* _TO BE DONE_: Set down each record exactly as written.

Stored entries:
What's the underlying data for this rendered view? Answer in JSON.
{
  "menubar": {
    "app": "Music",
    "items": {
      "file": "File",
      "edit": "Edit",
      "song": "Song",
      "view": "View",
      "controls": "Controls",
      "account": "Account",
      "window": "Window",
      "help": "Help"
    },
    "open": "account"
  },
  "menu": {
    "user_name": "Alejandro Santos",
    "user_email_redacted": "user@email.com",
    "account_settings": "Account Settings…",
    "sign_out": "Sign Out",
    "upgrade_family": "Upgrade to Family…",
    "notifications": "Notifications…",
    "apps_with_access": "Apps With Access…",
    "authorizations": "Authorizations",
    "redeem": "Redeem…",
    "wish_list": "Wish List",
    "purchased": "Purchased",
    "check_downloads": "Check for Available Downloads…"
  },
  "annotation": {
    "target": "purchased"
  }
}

* _RESULT OF THE TASK_:
What's the underlying data for this rendered view? Answer in JSON.
{
  "menubar": {
    "app": "Music",
    "items": {
      "file": "File",
      "edit": "Edit",
      "song": "Song",
      "view": "View",
      "controls": "Controls",
      "account": "Account",
      "window": "Window",
      "help": "Help"
    },
    "open": "account"
  },
  "menu": {
    "user_name": "Alejandro Santos",
    "user_email_redacted": "user@email.com",
    "account_settings": "Account Settings…",
    "sign_out": "Sign Out",
    "upgrade_family": "Upgrade to Family…",
    "notifications": "Notifications…",
    "apps_with_access": "Apps With Access…",
    "authorizations": "Authorizations",
    "redeem": "Redeem…",
    "wish_list": "Wish List",
    "purchased": "Purchased",
    "check_downloads": "Check for Available Downloads…"
  },
  "annotation": {
    "target": "purchased"
  }
}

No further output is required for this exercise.